** Start Extracted information **

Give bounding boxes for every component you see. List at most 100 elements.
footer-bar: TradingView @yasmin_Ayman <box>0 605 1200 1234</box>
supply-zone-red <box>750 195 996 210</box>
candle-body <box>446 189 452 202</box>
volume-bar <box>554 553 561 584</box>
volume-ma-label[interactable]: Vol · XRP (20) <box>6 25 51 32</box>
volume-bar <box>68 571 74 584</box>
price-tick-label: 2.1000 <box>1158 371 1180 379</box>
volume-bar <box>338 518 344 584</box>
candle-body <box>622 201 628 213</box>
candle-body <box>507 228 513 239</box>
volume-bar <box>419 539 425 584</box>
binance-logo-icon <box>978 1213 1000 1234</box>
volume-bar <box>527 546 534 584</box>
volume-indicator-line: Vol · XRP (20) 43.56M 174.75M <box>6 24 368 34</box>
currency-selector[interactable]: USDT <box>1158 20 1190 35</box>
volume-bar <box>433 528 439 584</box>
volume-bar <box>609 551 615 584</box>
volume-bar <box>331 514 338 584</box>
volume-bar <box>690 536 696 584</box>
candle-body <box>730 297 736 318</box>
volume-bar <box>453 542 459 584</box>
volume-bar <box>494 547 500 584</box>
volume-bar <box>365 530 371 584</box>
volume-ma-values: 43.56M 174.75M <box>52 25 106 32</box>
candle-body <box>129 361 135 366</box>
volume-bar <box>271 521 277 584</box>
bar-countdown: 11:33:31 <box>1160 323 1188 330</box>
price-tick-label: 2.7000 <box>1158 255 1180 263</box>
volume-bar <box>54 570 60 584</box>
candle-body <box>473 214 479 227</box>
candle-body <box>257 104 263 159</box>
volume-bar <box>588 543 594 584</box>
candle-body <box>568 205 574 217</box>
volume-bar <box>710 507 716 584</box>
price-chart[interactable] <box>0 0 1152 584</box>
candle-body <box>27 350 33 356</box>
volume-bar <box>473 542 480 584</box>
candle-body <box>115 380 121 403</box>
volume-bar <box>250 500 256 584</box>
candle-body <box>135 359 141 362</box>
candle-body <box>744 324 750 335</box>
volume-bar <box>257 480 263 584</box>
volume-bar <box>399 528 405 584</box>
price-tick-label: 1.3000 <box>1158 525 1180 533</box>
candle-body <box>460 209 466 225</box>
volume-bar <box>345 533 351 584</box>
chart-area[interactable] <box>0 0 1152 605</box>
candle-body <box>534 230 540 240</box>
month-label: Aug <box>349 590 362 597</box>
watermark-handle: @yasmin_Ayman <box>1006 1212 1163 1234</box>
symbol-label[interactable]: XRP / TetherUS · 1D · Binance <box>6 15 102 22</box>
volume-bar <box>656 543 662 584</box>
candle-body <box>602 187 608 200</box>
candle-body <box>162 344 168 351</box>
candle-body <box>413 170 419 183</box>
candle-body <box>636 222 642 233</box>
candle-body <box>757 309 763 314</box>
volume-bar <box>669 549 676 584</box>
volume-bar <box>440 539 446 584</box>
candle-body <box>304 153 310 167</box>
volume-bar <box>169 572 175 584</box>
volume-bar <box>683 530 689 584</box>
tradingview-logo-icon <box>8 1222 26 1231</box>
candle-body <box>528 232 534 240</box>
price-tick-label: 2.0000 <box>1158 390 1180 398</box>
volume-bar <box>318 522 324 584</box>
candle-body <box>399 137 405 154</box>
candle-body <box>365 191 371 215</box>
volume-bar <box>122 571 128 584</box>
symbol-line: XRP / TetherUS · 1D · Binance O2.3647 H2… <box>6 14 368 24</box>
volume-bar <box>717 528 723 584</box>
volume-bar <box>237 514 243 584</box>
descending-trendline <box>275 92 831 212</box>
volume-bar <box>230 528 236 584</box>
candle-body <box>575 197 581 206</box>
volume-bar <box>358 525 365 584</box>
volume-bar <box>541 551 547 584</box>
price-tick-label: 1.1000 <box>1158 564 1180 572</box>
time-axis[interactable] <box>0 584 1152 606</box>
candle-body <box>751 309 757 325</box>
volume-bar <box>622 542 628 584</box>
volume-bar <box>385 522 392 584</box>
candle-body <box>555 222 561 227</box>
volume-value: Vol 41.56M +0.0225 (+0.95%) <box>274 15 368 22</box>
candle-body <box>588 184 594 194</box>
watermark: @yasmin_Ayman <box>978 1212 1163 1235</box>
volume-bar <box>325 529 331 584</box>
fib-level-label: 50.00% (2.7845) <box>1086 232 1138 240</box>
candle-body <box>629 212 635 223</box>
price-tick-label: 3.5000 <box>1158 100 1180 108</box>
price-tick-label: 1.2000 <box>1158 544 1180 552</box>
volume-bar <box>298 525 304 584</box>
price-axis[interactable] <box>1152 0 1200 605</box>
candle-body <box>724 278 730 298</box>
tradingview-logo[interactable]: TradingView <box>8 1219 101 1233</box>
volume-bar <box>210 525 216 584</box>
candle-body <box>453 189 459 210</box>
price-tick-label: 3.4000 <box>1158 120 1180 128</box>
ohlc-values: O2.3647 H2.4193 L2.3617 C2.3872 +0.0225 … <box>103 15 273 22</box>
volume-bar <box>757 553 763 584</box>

** End Extracted information **

▶ Task brief
Quote the records above word for word, from the first line through the line containing "price-tick-label: 2.1000 <box>1158", including both ends.

▶ Response
Give bounding boxes for every component you see. List at most 100 elements.
footer-bar: TradingView @yasmin_Ayman <box>0 605 1200 1234</box>
supply-zone-red <box>750 195 996 210</box>
candle-body <box>446 189 452 202</box>
volume-bar <box>554 553 561 584</box>
volume-ma-label[interactable]: Vol · XRP (20) <box>6 25 51 32</box>
volume-bar <box>68 571 74 584</box>
price-tick-label: 2.1000 <box>1158 371 1180 379</box>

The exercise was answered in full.